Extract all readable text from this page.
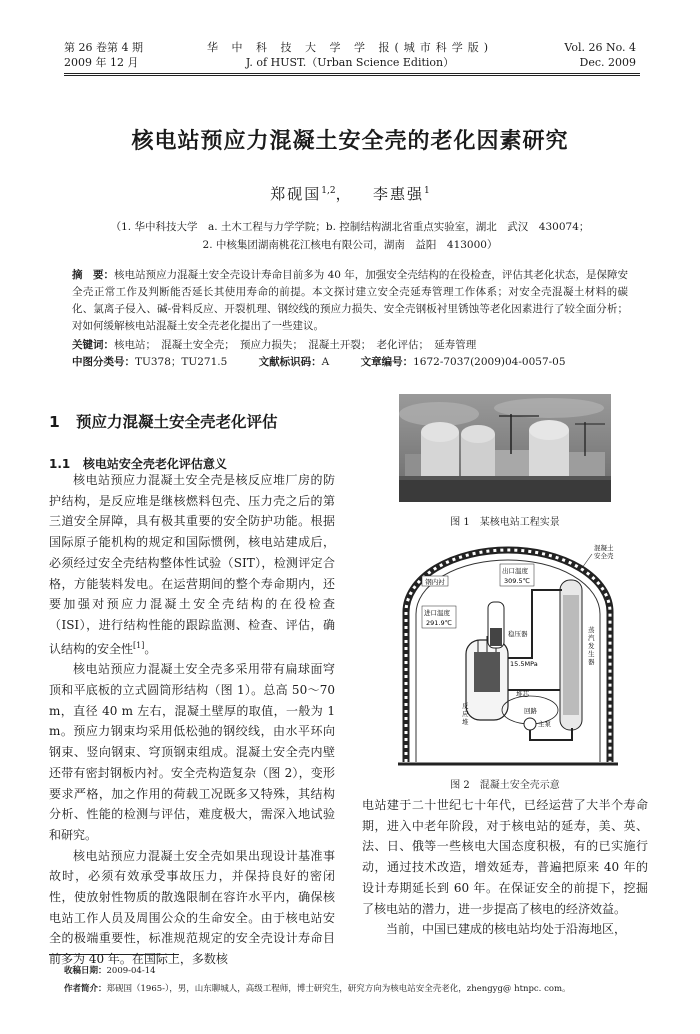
第 26 卷第 4 期
2009 年 12 月
华 中 科 技 大 学 学 报(城市科学版)
J. of HUST.（Urban Science Edition）
Vol. 26 No. 4
Dec. 2009
核电站预应力混凝土安全壳的老化因素研究
郑砚国$^{1,2}$， 李惠强$^1$
（1. 华中科技大学　a. 土木工程与力学学院；b. 控制结构湖北省重点实验室，湖北　武汉　430074；
2. 中核集团湖南桃花江核电有限公司，湖南　益阳　413000）
摘　要：核电站预应力混凝土安全壳设计寿命目前多为 40 年，加强安全壳结构的在役检查，评估其老化状态，是保障安全壳正常工作及判断能否延长其使用寿命的前提。本文探讨建立安全壳延寿管理工作体系；对安全壳混凝土材料的碳化、氯离子侵入、碱-骨料反应、开裂机理、钢绞线的预应力损失、安全壳钢板衬里锈蚀等老化因素进行了较全面分析；对如何缓解核电站混凝土安全壳老化提出了一些建议。
关键词：核电站；　混凝土安全壳；　预应力损失；　混凝土开裂；　老化评估；　延寿管理
中图分类号：TU378；TU271.5	文献标识码：A	文章编号：1672-7037(2009)04-0057-05
1 预应力混凝土安全壳老化评估
1.1 核电站安全壳老化评估意义

核电站预应力混凝土安全壳是核反应堆厂房的防护结构，是反应堆是继核燃料包壳、压力壳之后的第三道安全屏障，具有极其重要的安全防护功能。根据国际原子能机构的规定和国际惯例，核电站建成后，必须经过安全壳结构整体性试验（SIT），检测评定合格，方能装料发电。在运营期间的整个寿命期内，还要加强对预应力混凝土安全壳结构的在役检查（ISI），进行结构性能的跟踪监测、检查、评估，确认结构的安全性[1]。

核电站预应力混凝土安全壳多采用带有扁球面穹顶和平底板的立式圆筒形结构（图 1）。总高 50～70 m，直径 40 m 左右，混凝土壁厚的取值，一般为 1 m。预应力钢束均采用低松弛的钢绞线，由水平环向钢束、竖向钢束、穹顶钢束组成。混凝土安全壳内壁还带有密封钢板内衬。安全壳构造复杂（图 2），变形要求严格，加之作用的荷载工况既多又特殊，其结构分析、性能的检测与评估，难度极大，需深入地试验和研究。

核电站预应力混凝土安全壳如果出现设计基准事故时，必须有效承受事故压力，并保持良好的密闭性，使放射性物质的散逸限制在容许水平内，确保核电站工作人员及周围公众的生命安全。由于核电站安全的极端重要性，标准规范规定的安全壳设计寿命目前多为 40 年。在国际上，多数核

图 1　某核电站工程实景
钢内衬
出口温度
309.5℃
进口温度
291.9℃
稳压器
15.5MPa
蒸汽发生器
反应堆
堆芯
回路
主泵
混凝土安全壳
图 2　混凝土安全壳示意

电站建于二十世纪七十年代，已经运营了大半个寿命期，进入中老年阶段，对于核电站的延寿，美、英、法、日、俄等一些核电大国态度积极，有的已实施行动，通过技术改造，增效延寿，普遍把原来 40 年的设计寿期延长到 60 年。在保证安全的前提下，挖掘了核电站的潜力，进一步提高了核电的经济效益。

当前，中国已建成的核电站均处于沿海地区，

收稿日期：2009-04-14
作者简介：郑砚国（1965-），男，山东聊城人，高级工程师，博士研究生，研究方向为核电站安全壳老化，zhengyg@ htnpc. com。
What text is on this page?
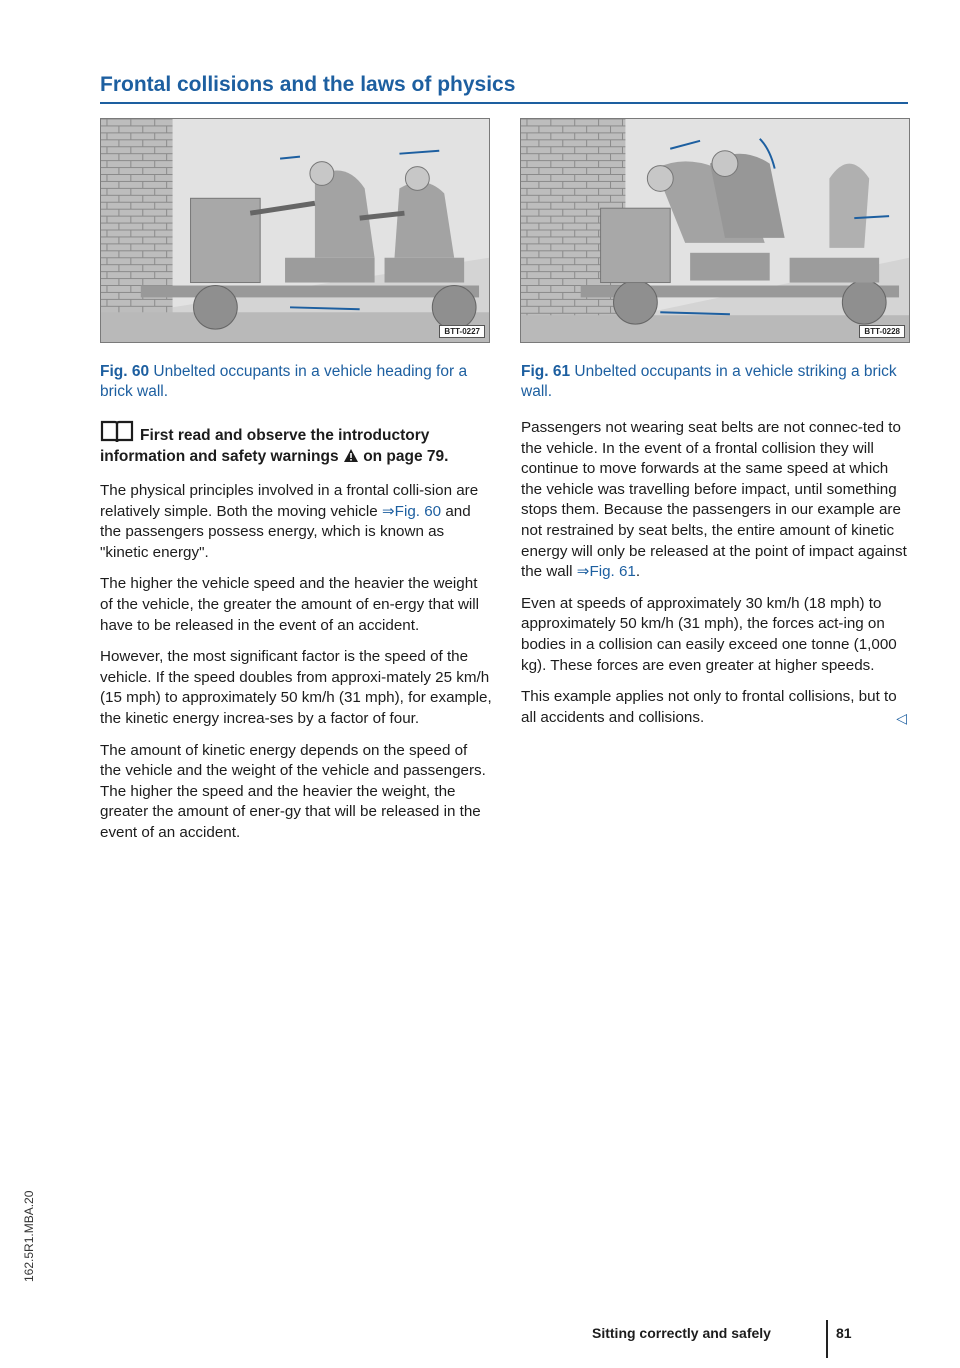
Frontal collisions and the laws of physics
BTT-0227	BTT-0228
Fig. 60 Unbelted occupants in a vehicle heading for a brick wall.
Fig. 61 Unbelted occupants in a vehicle striking a brick wall.
First read and observe the introductory information and safety warnings on page 79.

The physical principles involved in a frontal colli-sion are relatively simple. Both the moving vehicle ⇒Fig. 60 and the passengers possess energy, which is known as "kinetic energy".

The higher the vehicle speed and the heavier the weight of the vehicle, the greater the amount of en-ergy that will have to be released in the event of an accident.

However, the most significant factor is the speed of the vehicle. If the speed doubles from approxi-mately 25 km/h (15 mph) to approximately 50 km/h (31 mph), for example, the kinetic energy increa-ses by a factor of four.

The amount of kinetic energy depends on the speed of the vehicle and the weight of the vehicle and passengers. The higher the speed and the heavier the weight, the greater the amount of ener-gy that will be released in the event of an accident.

Passengers not wearing seat belts are not connec-ted to the vehicle. In the event of a frontal collision they will continue to move forwards at the same speed at which the vehicle was travelling before impact, until something stops them. Because the passengers in our example are not restrained by seat belts, the entire amount of kinetic energy will only be released at the point of impact against the wall ⇒Fig. 61.

Even at speeds of approximately 30 km/h (18 mph) to approximately 50 km/h (31 mph), the forces act-ing on bodies in a collision can easily exceed one tonne (1,000 kg). These forces are even greater at higher speeds.

This example applies not only to frontal collisions, but to all accidents and collisions.	◁

162.5R1.MBA.20
Sitting correctly and safely	81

○ ○ ○ ○

All lines above with "occupants" in them should be returned.

Fig. 60 Unbelted occupants in a vehicle heading for a brick wall.
Fig. 61 Unbelted occupants in a vehicle striking a brick wall.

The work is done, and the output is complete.